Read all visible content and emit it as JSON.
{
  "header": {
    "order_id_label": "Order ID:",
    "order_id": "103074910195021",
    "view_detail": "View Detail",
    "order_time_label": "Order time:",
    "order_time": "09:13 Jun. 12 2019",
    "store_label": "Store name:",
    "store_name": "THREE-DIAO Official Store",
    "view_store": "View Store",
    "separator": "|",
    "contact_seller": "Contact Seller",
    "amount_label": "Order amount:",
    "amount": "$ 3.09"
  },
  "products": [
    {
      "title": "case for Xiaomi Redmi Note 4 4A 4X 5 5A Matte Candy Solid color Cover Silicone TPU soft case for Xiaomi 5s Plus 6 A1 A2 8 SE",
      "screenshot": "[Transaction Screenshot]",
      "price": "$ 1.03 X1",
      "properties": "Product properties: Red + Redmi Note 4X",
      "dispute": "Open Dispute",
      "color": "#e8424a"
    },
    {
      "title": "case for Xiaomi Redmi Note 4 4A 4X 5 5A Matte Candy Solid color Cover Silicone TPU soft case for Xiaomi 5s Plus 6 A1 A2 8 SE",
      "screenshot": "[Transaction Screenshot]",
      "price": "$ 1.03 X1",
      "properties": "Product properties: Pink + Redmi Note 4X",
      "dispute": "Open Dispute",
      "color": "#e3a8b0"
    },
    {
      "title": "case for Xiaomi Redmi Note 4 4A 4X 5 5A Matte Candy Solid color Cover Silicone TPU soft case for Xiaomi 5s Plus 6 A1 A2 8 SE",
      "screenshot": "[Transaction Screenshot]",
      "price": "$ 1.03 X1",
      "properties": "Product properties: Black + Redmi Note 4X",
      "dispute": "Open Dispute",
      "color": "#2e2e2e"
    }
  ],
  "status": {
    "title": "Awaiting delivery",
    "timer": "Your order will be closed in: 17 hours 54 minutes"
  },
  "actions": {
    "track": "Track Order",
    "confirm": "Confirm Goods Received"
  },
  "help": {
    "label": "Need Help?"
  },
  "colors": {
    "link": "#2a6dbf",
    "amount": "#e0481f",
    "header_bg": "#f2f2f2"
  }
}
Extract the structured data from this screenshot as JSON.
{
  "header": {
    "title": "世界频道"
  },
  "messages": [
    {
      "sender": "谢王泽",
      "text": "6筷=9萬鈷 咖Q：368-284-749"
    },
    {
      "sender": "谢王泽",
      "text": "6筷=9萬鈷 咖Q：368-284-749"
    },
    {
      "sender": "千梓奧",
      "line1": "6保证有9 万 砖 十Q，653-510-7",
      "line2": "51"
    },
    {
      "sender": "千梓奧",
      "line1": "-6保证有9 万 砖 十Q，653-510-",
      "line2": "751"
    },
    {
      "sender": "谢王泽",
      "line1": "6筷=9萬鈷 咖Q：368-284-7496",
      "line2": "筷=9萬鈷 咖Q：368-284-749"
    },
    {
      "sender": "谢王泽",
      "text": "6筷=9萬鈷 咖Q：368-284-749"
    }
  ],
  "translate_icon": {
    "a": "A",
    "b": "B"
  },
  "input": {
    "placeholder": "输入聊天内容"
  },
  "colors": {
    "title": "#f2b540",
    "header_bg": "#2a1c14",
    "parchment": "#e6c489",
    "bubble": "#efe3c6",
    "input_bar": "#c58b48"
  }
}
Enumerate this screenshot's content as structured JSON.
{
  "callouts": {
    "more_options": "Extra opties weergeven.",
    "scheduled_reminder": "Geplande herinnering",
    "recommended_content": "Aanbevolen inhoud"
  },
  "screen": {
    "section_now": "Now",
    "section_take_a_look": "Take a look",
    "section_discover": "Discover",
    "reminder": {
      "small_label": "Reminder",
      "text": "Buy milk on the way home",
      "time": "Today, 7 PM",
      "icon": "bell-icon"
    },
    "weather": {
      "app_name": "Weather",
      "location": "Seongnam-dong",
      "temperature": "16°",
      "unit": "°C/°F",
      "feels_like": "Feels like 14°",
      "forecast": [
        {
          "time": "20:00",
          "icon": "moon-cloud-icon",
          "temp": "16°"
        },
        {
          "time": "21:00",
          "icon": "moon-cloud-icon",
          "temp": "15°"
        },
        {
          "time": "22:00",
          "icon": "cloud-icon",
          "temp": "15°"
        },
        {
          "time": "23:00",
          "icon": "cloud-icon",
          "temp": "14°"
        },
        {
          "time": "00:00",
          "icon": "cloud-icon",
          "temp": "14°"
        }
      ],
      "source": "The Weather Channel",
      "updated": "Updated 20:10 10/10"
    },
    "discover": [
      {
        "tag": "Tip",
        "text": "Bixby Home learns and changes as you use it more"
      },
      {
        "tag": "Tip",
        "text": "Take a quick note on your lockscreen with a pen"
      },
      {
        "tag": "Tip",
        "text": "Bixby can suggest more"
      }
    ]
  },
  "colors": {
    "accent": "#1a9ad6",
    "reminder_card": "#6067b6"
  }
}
***
EXERCISE DIRECTIONS: Output each record precisely as given.

TASK SOLUTION:
Read all visible content and emit it as JSON.
{
  "header": {
    "order_id_label": "Order ID:",
    "order_id": "103074910195021",
    "view_detail": "View Detail",
    "order_time_label": "Order time:",
    "order_time": "09:13 Jun. 12 2019",
    "store_label": "Store name:",
    "store_name": "THREE-DIAO Official Store",
    "view_store": "View Store",
    "separator": "|",
    "contact_seller": "Contact Seller",
    "amount_label": "Order amount:",
    "amount": "$ 3.09"
  },
  "products": [
    {
      "title": "case for Xiaomi Redmi Note 4 4A 4X 5 5A Matte Candy Solid color Cover Silicone TPU soft case for Xiaomi 5s Plus 6 A1 A2 8 SE",
      "screenshot": "[Transaction Screenshot]",
      "price": "$ 1.03 X1",
      "properties": "Product properties: Red + Redmi Note 4X",
      "dispute": "Open Dispute",
      "color": "#e8424a"
    },
    {
      "title": "case for Xiaomi Redmi Note 4 4A 4X 5 5A Matte Candy Solid color Cover Silicone TPU soft case for Xiaomi 5s Plus 6 A1 A2 8 SE",
      "screenshot": "[Transaction Screenshot]",
      "price": "$ 1.03 X1",
      "properties": "Product properties: Pink + Redmi Note 4X",
      "dispute": "Open Dispute",
      "color": "#e3a8b0"
    },
    {
      "title": "case for Xiaomi Redmi Note 4 4A 4X 5 5A Matte Candy Solid color Cover Silicone TPU soft case for Xiaomi 5s Plus 6 A1 A2 8 SE",
      "screenshot": "[Transaction Screenshot]",
      "price": "$ 1.03 X1",
      "properties": "Product properties: Black + Redmi Note 4X",
      "dispute": "Open Dispute",
      "color": "#2e2e2e"
    }
  ],
  "status": {
    "title": "Awaiting delivery",
    "timer": "Your order will be closed in: 17 hours 54 minutes"
  },
  "actions": {
    "track": "Track Order",
    "confirm": "Confirm Goods Received"
  },
  "help": {
    "label": "Need Help?"
  },
  "colors": {
    "link": "#2a6dbf",
    "amount": "#e0481f",
    "header_bg": "#f2f2f2"
  }
}
Extract the structured data from this screenshot as JSON.
{
  "header": {
    "title": "世界频道"
  },
  "messages": [
    {
      "sender": "谢王泽",
      "text": "6筷=9萬鈷 咖Q：368-284-749"
    },
    {
      "sender": "谢王泽",
      "text": "6筷=9萬鈷 咖Q：368-284-749"
    },
    {
      "sender": "千梓奧",
      "line1": "6保证有9 万 砖 十Q，653-510-7",
      "line2": "51"
    },
    {
      "sender": "千梓奧",
      "line1": "-6保证有9 万 砖 十Q，653-510-",
      "line2": "751"
    },
    {
      "sender": "谢王泽",
      "line1": "6筷=9萬鈷 咖Q：368-284-7496",
      "line2": "筷=9萬鈷 咖Q：368-284-749"
    },
    {
      "sender": "谢王泽",
      "text": "6筷=9萬鈷 咖Q：368-284-749"
    }
  ],
  "translate_icon": {
    "a": "A",
    "b": "B"
  },
  "input": {
    "placeholder": "输入聊天内容"
  },
  "colors": {
    "title": "#f2b540",
    "header_bg": "#2a1c14",
    "parchment": "#e6c489",
    "bubble": "#efe3c6",
    "input_bar": "#c58b48"
  }
}
Enumerate this screenshot's content as structured JSON.
{
  "callouts": {
    "more_options": "Extra opties weergeven.",
    "scheduled_reminder": "Geplande herinnering",
    "recommended_content": "Aanbevolen inhoud"
  },
  "screen": {
    "section_now": "Now",
    "section_take_a_look": "Take a look",
    "section_discover": "Discover",
    "reminder": {
      "small_label": "Reminder",
      "text": "Buy milk on the way home",
      "time": "Today, 7 PM",
      "icon": "bell-icon"
    },
    "weather": {
      "app_name": "Weather",
      "location": "Seongnam-dong",
      "temperature": "16°",
      "unit": "°C/°F",
      "feels_like": "Feels like 14°",
      "forecast": [
        {
          "time": "20:00",
          "icon": "moon-cloud-icon",
          "temp": "16°"
        },
        {
          "time": "21:00",
          "icon": "moon-cloud-icon",
          "temp": "15°"
        },
        {
          "time": "22:00",
          "icon": "cloud-icon",
          "temp": "15°"
        },
        {
          "time": "23:00",
          "icon": "cloud-icon",
          "temp": "14°"
        },
        {
          "time": "00:00",
          "icon": "cloud-icon",
          "temp": "14°"
        }
      ],
      "source": "The Weather Channel",
      "updated": "Updated 20:10 10/10"
    },
    "discover": [
      {
        "tag": "Tip",
        "text": "Bixby Home learns and changes as you use it more"
      },
      {
        "tag": "Tip",
        "text": "Take a quick note on your lockscreen with a pen"
      },
      {
        "tag": "Tip",
        "text": "Bixby can suggest more"
      }
    ]
  },
  "colors": {
    "accent": "#1a9ad6",
    "reminder_card": "#6067b6"
  }
}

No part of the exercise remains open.